• _Work to be completed_
What is the number of lines in these entries that contain "окружности"? State it alone.

• _Data extract_
┄┄┄┄┄┄

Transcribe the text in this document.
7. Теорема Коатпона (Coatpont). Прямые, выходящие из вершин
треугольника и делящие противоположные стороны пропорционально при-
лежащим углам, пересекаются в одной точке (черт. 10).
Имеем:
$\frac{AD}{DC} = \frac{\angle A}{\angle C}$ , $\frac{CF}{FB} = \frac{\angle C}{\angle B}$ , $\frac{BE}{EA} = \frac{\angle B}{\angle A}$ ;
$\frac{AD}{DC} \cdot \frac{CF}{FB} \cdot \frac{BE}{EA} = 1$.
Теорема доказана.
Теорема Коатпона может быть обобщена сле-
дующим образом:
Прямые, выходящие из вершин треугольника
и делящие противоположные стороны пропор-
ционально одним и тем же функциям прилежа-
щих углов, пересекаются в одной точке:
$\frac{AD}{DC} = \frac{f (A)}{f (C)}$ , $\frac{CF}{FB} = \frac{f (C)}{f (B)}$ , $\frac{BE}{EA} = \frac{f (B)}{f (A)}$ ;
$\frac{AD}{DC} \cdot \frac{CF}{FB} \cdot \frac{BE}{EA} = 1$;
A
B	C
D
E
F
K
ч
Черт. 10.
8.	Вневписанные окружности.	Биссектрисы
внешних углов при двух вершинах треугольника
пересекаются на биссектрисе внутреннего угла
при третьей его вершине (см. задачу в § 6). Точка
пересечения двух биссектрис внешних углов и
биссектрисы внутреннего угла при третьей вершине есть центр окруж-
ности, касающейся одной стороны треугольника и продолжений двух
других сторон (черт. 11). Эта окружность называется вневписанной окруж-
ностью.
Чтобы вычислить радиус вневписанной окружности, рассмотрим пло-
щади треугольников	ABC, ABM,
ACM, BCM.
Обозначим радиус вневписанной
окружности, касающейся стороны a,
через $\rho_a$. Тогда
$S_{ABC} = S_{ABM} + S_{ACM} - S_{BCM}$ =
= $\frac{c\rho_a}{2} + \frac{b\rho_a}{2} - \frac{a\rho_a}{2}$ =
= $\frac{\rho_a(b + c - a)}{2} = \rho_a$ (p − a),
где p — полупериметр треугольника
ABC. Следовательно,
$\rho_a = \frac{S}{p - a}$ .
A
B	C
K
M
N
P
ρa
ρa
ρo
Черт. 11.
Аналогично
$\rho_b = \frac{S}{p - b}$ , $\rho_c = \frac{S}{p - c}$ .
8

┄┄┄┄┄┄

• _Answer for the task_
3